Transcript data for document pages
▬▬▬▬▬▬

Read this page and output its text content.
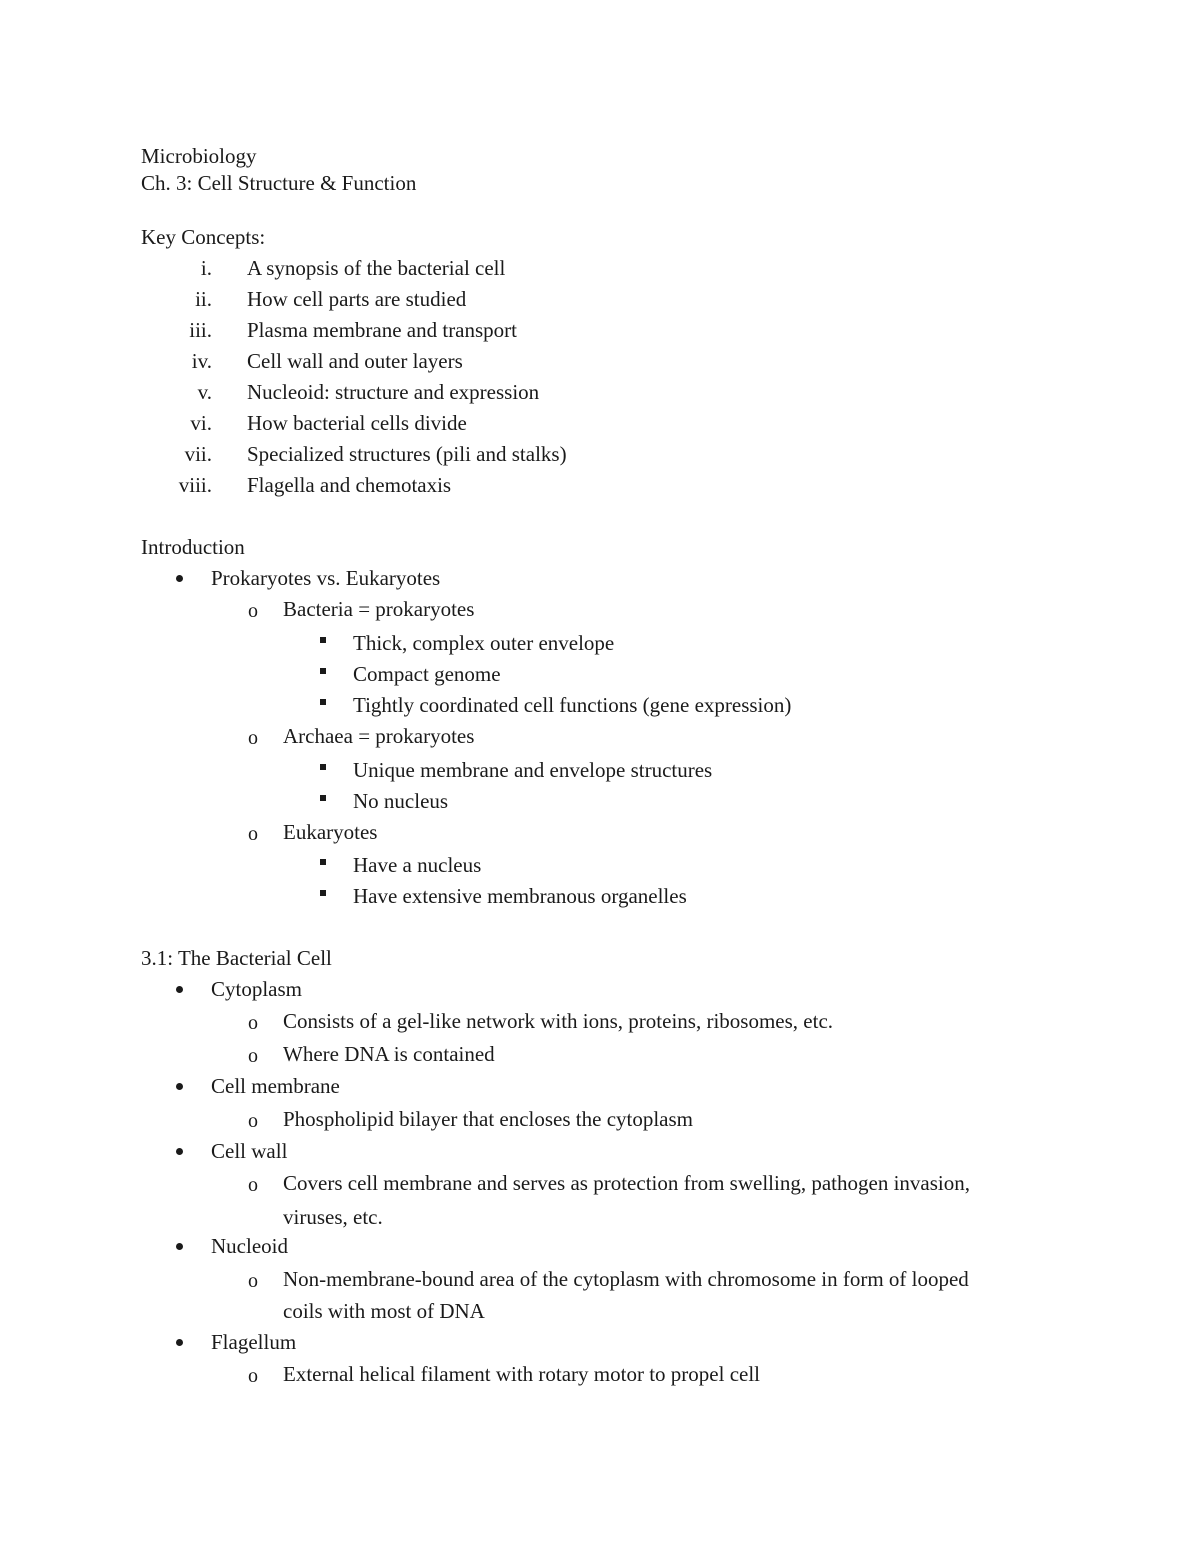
Microbiology
Ch. 3: Cell Structure & Function
Key Concepts:
i. A synopsis of the bacterial cell
ii. How cell parts are studied
iii. Plasma membrane and transport
iv. Cell wall and outer layers
v. Nucleoid: structure and expression
vi. How bacterial cells divide
vii. Specialized structures (pili and stalks)
viii. Flagella and chemotaxis
Introduction
Prokaryotes vs. Eukaryotes
o Bacteria = prokaryotes
Thick, complex outer envelope
Compact genome
Tightly coordinated cell functions (gene expression)
o Archaea = prokaryotes
Unique membrane and envelope structures
No nucleus
o Eukaryotes
Have a nucleus
Have extensive membranous organelles
3.1: The Bacterial Cell
Cytoplasm
o Consists of a gel-like network with ions, proteins, ribosomes, etc.
o Where DNA is contained
Cell membrane
o Phospholipid bilayer that encloses the cytoplasm
Cell wall
o Covers cell membrane and serves as protection from swelling, pathogen invasion,
viruses, etc.
Nucleoid
o Non-membrane-bound area of the cytoplasm with chromosome in form of looped
coils with most of DNA
Flagellum
o External helical filament with rotary motor to propel cell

▬▬▬▬▬▬

ASSIGNMENT:
In the entries above, find lines with "membrane" and copy each.

RESULT:
iii. Plasma membrane and transport
Unique membrane and envelope structures
Cell membrane
o Covers cell membrane and serves as protection from swelling, pathogen invasion,
o Non-membrane-bound area of the cytoplasm with chromosome in form of looped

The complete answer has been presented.